Layout records
- - -

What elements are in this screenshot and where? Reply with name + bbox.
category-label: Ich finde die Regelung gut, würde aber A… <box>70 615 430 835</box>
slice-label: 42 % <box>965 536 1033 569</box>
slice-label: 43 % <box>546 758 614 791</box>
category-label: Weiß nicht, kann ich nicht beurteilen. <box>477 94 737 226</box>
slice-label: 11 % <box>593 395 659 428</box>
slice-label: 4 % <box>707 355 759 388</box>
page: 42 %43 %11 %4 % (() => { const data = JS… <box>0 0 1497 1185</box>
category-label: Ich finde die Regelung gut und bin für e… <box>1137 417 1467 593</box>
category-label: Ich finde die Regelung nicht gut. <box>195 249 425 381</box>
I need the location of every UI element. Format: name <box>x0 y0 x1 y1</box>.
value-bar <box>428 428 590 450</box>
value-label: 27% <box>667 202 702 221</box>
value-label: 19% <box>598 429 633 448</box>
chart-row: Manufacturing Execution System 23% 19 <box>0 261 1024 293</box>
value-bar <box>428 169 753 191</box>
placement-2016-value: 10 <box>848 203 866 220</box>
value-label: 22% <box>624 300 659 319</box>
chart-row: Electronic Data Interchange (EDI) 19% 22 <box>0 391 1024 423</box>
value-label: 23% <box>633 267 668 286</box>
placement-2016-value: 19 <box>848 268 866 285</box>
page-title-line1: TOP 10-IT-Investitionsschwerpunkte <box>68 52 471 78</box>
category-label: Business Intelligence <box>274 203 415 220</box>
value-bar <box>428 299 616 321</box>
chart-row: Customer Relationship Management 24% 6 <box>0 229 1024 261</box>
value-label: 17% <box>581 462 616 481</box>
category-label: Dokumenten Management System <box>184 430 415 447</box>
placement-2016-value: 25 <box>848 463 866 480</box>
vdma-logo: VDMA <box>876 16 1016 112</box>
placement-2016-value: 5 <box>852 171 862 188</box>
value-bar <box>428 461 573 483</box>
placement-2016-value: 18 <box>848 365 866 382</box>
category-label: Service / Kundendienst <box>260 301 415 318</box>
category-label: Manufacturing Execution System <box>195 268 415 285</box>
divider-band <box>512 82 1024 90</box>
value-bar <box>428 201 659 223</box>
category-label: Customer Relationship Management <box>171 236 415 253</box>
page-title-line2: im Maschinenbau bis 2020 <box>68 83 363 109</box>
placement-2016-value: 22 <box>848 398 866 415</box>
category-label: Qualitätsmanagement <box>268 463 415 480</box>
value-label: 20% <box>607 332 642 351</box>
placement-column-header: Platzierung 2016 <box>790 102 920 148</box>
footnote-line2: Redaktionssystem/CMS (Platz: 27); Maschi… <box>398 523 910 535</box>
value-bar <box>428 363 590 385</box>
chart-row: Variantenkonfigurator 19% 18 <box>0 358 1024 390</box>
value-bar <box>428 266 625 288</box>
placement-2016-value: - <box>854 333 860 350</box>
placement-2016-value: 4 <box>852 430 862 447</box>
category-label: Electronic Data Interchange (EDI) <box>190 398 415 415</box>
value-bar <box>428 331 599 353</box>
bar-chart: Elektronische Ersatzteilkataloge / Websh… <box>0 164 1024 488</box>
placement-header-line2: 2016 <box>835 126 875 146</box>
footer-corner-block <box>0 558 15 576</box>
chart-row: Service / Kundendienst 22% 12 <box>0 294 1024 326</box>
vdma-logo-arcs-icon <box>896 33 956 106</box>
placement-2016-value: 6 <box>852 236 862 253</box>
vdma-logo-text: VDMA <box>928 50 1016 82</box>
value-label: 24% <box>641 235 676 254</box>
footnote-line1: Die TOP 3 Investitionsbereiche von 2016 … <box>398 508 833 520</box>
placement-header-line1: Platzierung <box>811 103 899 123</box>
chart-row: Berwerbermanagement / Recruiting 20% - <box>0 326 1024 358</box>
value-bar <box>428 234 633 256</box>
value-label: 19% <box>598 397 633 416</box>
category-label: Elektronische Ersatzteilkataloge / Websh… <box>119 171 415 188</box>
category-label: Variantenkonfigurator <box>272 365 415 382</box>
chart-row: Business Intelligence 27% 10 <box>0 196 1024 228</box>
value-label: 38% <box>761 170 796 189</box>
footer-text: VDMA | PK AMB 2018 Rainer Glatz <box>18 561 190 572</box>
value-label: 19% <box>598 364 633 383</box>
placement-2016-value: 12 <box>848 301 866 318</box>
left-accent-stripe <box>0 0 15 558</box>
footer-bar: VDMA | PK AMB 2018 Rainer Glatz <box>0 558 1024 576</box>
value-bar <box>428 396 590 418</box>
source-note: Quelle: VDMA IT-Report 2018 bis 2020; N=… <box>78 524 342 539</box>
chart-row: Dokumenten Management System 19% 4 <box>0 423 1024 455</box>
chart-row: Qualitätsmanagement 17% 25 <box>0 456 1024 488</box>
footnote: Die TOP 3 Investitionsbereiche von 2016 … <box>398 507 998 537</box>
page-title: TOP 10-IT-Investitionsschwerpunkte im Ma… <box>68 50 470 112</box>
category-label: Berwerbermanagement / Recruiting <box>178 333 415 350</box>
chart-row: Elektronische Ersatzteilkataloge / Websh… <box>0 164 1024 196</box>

- - -

*Exercise goal*. Print every item above verbatim, line for line.

*Finished exercise*.
What elements are in this screenshot and where? Reply with name + bbox.
category-label: Ich finde die Regelung gut, würde aber A… <box>70 615 430 835</box>
slice-label: 42 % <box>965 536 1033 569</box>
slice-label: 43 % <box>546 758 614 791</box>
category-label: Weiß nicht, kann ich nicht beurteilen. <box>477 94 737 226</box>
slice-label: 11 % <box>593 395 659 428</box>
slice-label: 4 % <box>707 355 759 388</box>
page: 42 %43 %11 %4 % (() => { const data = JS… <box>0 0 1497 1185</box>
category-label: Ich finde die Regelung gut und bin für e… <box>1137 417 1467 593</box>
category-label: Ich finde die Regelung nicht gut. <box>195 249 425 381</box>
I need the location of every UI element. Format: name <box>x0 y0 x1 y1</box>.
value-bar <box>428 428 590 450</box>
value-label: 27% <box>667 202 702 221</box>
value-label: 19% <box>598 429 633 448</box>
chart-row: Manufacturing Execution System 23% 19 <box>0 261 1024 293</box>
value-bar <box>428 169 753 191</box>
placement-2016-value: 10 <box>848 203 866 220</box>
value-label: 22% <box>624 300 659 319</box>
chart-row: Electronic Data Interchange (EDI) 19% 22 <box>0 391 1024 423</box>
value-label: 23% <box>633 267 668 286</box>
placement-2016-value: 19 <box>848 268 866 285</box>
page-title-line1: TOP 10-IT-Investitionsschwerpunkte <box>68 52 471 78</box>
category-label: Business Intelligence <box>274 203 415 220</box>
value-bar <box>428 299 616 321</box>
chart-row: Customer Relationship Management 24% 6 <box>0 229 1024 261</box>
value-label: 17% <box>581 462 616 481</box>
category-label: Dokumenten Management System <box>184 430 415 447</box>
placement-2016-value: 25 <box>848 463 866 480</box>
vdma-logo: VDMA <box>876 16 1016 112</box>
placement-2016-value: 5 <box>852 171 862 188</box>
value-bar <box>428 461 573 483</box>
placement-2016-value: 18 <box>848 365 866 382</box>
category-label: Service / Kundendienst <box>260 301 415 318</box>
category-label: Manufacturing Execution System <box>195 268 415 285</box>
divider-band <box>512 82 1024 90</box>
value-bar <box>428 201 659 223</box>
category-label: Customer Relationship Management <box>171 236 415 253</box>
page-title-line2: im Maschinenbau bis 2020 <box>68 83 363 109</box>
placement-2016-value: 22 <box>848 398 866 415</box>
category-label: Qualitätsmanagement <box>268 463 415 480</box>
value-label: 20% <box>607 332 642 351</box>
placement-column-header: Platzierung 2016 <box>790 102 920 148</box>
footnote-line2: Redaktionssystem/CMS (Platz: 27); Maschi… <box>398 523 910 535</box>
value-bar <box>428 363 590 385</box>
chart-row: Variantenkonfigurator 19% 18 <box>0 358 1024 390</box>
value-bar <box>428 266 625 288</box>
placement-2016-value: - <box>854 333 860 350</box>
placement-2016-value: 4 <box>852 430 862 447</box>
category-label: Electronic Data Interchange (EDI) <box>190 398 415 415</box>
value-bar <box>428 331 599 353</box>
bar-chart: Elektronische Ersatzteilkataloge / Websh… <box>0 164 1024 488</box>
placement-header-line2: 2016 <box>835 126 875 146</box>
footer-corner-block <box>0 558 15 576</box>
chart-row: Service / Kundendienst 22% 12 <box>0 294 1024 326</box>
vdma-logo-arcs-icon <box>896 33 956 106</box>
placement-2016-value: 6 <box>852 236 862 253</box>
vdma-logo-text: VDMA <box>928 50 1016 82</box>
value-label: 24% <box>641 235 676 254</box>
footnote-line1: Die TOP 3 Investitionsbereiche von 2016 … <box>398 508 833 520</box>
placement-header-line1: Platzierung <box>811 103 899 123</box>
chart-row: Berwerbermanagement / Recruiting 20% - <box>0 326 1024 358</box>
value-bar <box>428 234 633 256</box>
value-label: 19% <box>598 397 633 416</box>
category-label: Elektronische Ersatzteilkataloge / Websh… <box>119 171 415 188</box>
category-label: Variantenkonfigurator <box>272 365 415 382</box>
chart-row: Business Intelligence 27% 10 <box>0 196 1024 228</box>
value-label: 38% <box>761 170 796 189</box>
footer-text: VDMA | PK AMB 2018 Rainer Glatz <box>18 561 190 572</box>
value-label: 19% <box>598 364 633 383</box>
placement-2016-value: 12 <box>848 301 866 318</box>
left-accent-stripe <box>0 0 15 558</box>
footer-bar: VDMA | PK AMB 2018 Rainer Glatz <box>0 558 1024 576</box>
value-bar <box>428 396 590 418</box>
source-note: Quelle: VDMA IT-Report 2018 bis 2020; N=… <box>78 524 342 539</box>
chart-row: Dokumenten Management System 19% 4 <box>0 423 1024 455</box>
chart-row: Qualitätsmanagement 17% 25 <box>0 456 1024 488</box>
footnote: Die TOP 3 Investitionsbereiche von 2016 … <box>398 507 998 537</box>
page-title: TOP 10-IT-Investitionsschwerpunkte im Ma… <box>68 50 470 112</box>
category-label: Berwerbermanagement / Recruiting <box>178 333 415 350</box>
chart-row: Elektronische Ersatzteilkataloge / Websh… <box>0 164 1024 196</box>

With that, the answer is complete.